* Goal:
Every entry must be duplicated precisely as written.

Extracted records:
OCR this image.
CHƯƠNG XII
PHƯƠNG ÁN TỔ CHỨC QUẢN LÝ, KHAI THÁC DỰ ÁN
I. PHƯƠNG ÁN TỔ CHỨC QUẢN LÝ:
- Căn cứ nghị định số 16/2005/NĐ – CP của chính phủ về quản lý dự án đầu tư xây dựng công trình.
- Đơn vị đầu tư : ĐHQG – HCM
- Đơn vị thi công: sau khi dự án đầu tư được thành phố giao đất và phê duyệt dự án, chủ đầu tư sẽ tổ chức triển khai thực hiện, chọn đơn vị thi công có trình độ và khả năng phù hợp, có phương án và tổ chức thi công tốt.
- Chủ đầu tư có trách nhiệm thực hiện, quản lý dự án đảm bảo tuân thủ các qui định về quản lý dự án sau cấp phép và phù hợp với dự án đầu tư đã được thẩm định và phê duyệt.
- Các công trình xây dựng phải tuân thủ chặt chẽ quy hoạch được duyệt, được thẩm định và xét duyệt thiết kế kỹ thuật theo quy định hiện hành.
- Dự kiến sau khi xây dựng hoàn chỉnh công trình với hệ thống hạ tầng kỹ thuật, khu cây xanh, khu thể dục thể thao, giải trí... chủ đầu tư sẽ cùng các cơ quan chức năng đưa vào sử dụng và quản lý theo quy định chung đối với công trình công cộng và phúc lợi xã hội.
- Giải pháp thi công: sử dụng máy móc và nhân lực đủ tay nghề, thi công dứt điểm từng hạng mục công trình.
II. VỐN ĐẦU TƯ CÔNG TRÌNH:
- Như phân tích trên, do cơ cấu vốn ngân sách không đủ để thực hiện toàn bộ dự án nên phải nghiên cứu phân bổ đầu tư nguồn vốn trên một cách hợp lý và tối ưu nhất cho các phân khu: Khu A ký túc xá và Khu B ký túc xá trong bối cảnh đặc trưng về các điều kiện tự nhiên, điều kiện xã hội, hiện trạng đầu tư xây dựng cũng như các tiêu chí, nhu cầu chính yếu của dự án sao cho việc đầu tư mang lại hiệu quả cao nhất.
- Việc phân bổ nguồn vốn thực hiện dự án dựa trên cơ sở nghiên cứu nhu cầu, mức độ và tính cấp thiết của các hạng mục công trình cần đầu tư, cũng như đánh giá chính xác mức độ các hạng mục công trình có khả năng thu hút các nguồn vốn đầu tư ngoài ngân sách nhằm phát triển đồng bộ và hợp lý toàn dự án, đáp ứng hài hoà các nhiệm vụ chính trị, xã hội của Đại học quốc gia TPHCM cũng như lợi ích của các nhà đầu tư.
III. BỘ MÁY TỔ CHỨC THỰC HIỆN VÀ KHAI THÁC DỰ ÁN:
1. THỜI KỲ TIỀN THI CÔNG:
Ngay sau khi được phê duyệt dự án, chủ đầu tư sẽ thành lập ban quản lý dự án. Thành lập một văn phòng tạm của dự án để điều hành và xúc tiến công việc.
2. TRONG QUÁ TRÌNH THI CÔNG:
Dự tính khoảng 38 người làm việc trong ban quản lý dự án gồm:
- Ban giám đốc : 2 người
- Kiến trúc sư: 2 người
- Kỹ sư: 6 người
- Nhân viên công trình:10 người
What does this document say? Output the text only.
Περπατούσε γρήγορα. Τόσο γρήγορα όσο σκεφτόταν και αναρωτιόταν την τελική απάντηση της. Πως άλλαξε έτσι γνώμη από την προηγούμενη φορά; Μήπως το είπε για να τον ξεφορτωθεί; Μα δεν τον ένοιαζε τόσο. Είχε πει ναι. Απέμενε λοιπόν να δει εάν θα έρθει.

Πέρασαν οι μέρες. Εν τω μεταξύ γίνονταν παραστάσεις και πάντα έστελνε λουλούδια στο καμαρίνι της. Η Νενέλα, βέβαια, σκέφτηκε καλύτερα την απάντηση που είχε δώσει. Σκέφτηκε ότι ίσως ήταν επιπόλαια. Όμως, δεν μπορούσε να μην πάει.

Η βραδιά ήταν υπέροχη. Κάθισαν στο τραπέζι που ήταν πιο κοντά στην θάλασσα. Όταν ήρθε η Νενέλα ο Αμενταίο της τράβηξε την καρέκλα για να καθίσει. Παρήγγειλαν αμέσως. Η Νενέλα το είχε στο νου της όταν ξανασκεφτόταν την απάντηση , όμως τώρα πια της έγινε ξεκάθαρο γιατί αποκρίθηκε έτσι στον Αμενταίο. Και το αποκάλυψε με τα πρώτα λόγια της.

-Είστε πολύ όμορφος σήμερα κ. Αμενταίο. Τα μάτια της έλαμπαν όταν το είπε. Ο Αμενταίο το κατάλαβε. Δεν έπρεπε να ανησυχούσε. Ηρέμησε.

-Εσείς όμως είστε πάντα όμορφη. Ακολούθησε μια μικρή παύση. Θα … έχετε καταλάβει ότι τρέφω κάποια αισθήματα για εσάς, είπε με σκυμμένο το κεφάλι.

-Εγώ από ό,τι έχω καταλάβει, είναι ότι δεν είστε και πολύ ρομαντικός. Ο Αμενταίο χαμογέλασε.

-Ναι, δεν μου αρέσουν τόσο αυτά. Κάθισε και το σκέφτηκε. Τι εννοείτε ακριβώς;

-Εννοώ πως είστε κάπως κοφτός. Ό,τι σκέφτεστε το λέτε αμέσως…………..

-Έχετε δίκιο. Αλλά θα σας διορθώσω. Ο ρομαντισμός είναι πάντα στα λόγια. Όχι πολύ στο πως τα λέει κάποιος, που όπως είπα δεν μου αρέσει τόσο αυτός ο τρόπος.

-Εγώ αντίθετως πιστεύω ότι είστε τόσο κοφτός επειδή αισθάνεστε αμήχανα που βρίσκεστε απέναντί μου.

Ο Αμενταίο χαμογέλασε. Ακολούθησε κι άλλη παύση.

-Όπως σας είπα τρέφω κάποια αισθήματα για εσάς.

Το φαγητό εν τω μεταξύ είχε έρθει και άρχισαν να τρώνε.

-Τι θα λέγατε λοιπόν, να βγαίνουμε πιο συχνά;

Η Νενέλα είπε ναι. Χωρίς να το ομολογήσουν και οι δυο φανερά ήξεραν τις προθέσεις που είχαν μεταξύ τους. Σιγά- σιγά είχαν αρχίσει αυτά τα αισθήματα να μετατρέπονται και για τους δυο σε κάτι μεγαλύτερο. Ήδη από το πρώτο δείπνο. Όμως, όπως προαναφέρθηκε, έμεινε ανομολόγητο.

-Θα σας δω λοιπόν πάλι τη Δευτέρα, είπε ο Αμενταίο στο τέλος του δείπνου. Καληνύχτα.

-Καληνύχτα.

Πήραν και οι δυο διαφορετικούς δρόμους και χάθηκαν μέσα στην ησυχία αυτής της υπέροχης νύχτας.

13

* Output of the exercise:
OCR this image.
CHƯƠNG XII
PHƯƠNG ÁN TỔ CHỨC QUẢN LÝ, KHAI THÁC DỰ ÁN
I. PHƯƠNG ÁN TỔ CHỨC QUẢN LÝ:
- Căn cứ nghị định số 16/2005/NĐ – CP của chính phủ về quản lý dự án đầu tư xây dựng công trình.
- Đơn vị đầu tư : ĐHQG – HCM
- Đơn vị thi công: sau khi dự án đầu tư được thành phố giao đất và phê duyệt dự án, chủ đầu tư sẽ tổ chức triển khai thực hiện, chọn đơn vị thi công có trình độ và khả năng phù hợp, có phương án và tổ chức thi công tốt.
- Chủ đầu tư có trách nhiệm thực hiện, quản lý dự án đảm bảo tuân thủ các qui định về quản lý dự án sau cấp phép và phù hợp với dự án đầu tư đã được thẩm định và phê duyệt.
- Các công trình xây dựng phải tuân thủ chặt chẽ quy hoạch được duyệt, được thẩm định và xét duyệt thiết kế kỹ thuật theo quy định hiện hành.
- Dự kiến sau khi xây dựng hoàn chỉnh công trình với hệ thống hạ tầng kỹ thuật, khu cây xanh, khu thể dục thể thao, giải trí... chủ đầu tư sẽ cùng các cơ quan chức năng đưa vào sử dụng và quản lý theo quy định chung đối với công trình công cộng và phúc lợi xã hội.
- Giải pháp thi công: sử dụng máy móc và nhân lực đủ tay nghề, thi công dứt điểm từng hạng mục công trình.
II. VỐN ĐẦU TƯ CÔNG TRÌNH:
- Như phân tích trên, do cơ cấu vốn ngân sách không đủ để thực hiện toàn bộ dự án nên phải nghiên cứu phân bổ đầu tư nguồn vốn trên một cách hợp lý và tối ưu nhất cho các phân khu: Khu A ký túc xá và Khu B ký túc xá trong bối cảnh đặc trưng về các điều kiện tự nhiên, điều kiện xã hội, hiện trạng đầu tư xây dựng cũng như các tiêu chí, nhu cầu chính yếu của dự án sao cho việc đầu tư mang lại hiệu quả cao nhất.
- Việc phân bổ nguồn vốn thực hiện dự án dựa trên cơ sở nghiên cứu nhu cầu, mức độ và tính cấp thiết của các hạng mục công trình cần đầu tư, cũng như đánh giá chính xác mức độ các hạng mục công trình có khả năng thu hút các nguồn vốn đầu tư ngoài ngân sách nhằm phát triển đồng bộ và hợp lý toàn dự án, đáp ứng hài hoà các nhiệm vụ chính trị, xã hội của Đại học quốc gia TPHCM cũng như lợi ích của các nhà đầu tư.
III. BỘ MÁY TỔ CHỨC THỰC HIỆN VÀ KHAI THÁC DỰ ÁN:
1. THỜI KỲ TIỀN THI CÔNG:
Ngay sau khi được phê duyệt dự án, chủ đầu tư sẽ thành lập ban quản lý dự án. Thành lập một văn phòng tạm của dự án để điều hành và xúc tiến công việc.
2. TRONG QUÁ TRÌNH THI CÔNG:
Dự tính khoảng 38 người làm việc trong ban quản lý dự án gồm:
- Ban giám đốc : 2 người
- Kiến trúc sư: 2 người
- Kỹ sư: 6 người
- Nhân viên công trình:10 người
What does this document say? Output the text only.
Περπατούσε γρήγορα. Τόσο γρήγορα όσο σκεφτόταν και αναρωτιόταν την τελική απάντηση της. Πως άλλαξε έτσι γνώμη από την προηγούμενη φορά; Μήπως το είπε για να τον ξεφορτωθεί; Μα δεν τον ένοιαζε τόσο. Είχε πει ναι. Απέμενε λοιπόν να δει εάν θα έρθει.

Πέρασαν οι μέρες. Εν τω μεταξύ γίνονταν παραστάσεις και πάντα έστελνε λουλούδια στο καμαρίνι της. Η Νενέλα, βέβαια, σκέφτηκε καλύτερα την απάντηση που είχε δώσει. Σκέφτηκε ότι ίσως ήταν επιπόλαια. Όμως, δεν μπορούσε να μην πάει.

Η βραδιά ήταν υπέροχη. Κάθισαν στο τραπέζι που ήταν πιο κοντά στην θάλασσα. Όταν ήρθε η Νενέλα ο Αμενταίο της τράβηξε την καρέκλα για να καθίσει. Παρήγγειλαν αμέσως. Η Νενέλα το είχε στο νου της όταν ξανασκεφτόταν την απάντηση , όμως τώρα πια της έγινε ξεκάθαρο γιατί αποκρίθηκε έτσι στον Αμενταίο. Και το αποκάλυψε με τα πρώτα λόγια της.

-Είστε πολύ όμορφος σήμερα κ. Αμενταίο. Τα μάτια της έλαμπαν όταν το είπε. Ο Αμενταίο το κατάλαβε. Δεν έπρεπε να ανησυχούσε. Ηρέμησε.

-Εσείς όμως είστε πάντα όμορφη. Ακολούθησε μια μικρή παύση. Θα … έχετε καταλάβει ότι τρέφω κάποια αισθήματα για εσάς, είπε με σκυμμένο το κεφάλι.

-Εγώ από ό,τι έχω καταλάβει, είναι ότι δεν είστε και πολύ ρομαντικός. Ο Αμενταίο χαμογέλασε.

-Ναι, δεν μου αρέσουν τόσο αυτά. Κάθισε και το σκέφτηκε. Τι εννοείτε ακριβώς;

-Εννοώ πως είστε κάπως κοφτός. Ό,τι σκέφτεστε το λέτε αμέσως…………..

-Έχετε δίκιο. Αλλά θα σας διορθώσω. Ο ρομαντισμός είναι πάντα στα λόγια. Όχι πολύ στο πως τα λέει κάποιος, που όπως είπα δεν μου αρέσει τόσο αυτός ο τρόπος.

-Εγώ αντίθετως πιστεύω ότι είστε τόσο κοφτός επειδή αισθάνεστε αμήχανα που βρίσκεστε απέναντί μου.

Ο Αμενταίο χαμογέλασε. Ακολούθησε κι άλλη παύση.

-Όπως σας είπα τρέφω κάποια αισθήματα για εσάς.

Το φαγητό εν τω μεταξύ είχε έρθει και άρχισαν να τρώνε.

-Τι θα λέγατε λοιπόν, να βγαίνουμε πιο συχνά;

Η Νενέλα είπε ναι. Χωρίς να το ομολογήσουν και οι δυο φανερά ήξεραν τις προθέσεις που είχαν μεταξύ τους. Σιγά- σιγά είχαν αρχίσει αυτά τα αισθήματα να μετατρέπονται και για τους δυο σε κάτι μεγαλύτερο. Ήδη από το πρώτο δείπνο. Όμως, όπως προαναφέρθηκε, έμεινε ανομολόγητο.

-Θα σας δω λοιπόν πάλι τη Δευτέρα, είπε ο Αμενταίο στο τέλος του δείπνου. Καληνύχτα.

-Καληνύχτα.

Πήραν και οι δυο διαφορετικούς δρόμους και χάθηκαν μέσα στην ησυχία αυτής της υπέροχης νύχτας.

13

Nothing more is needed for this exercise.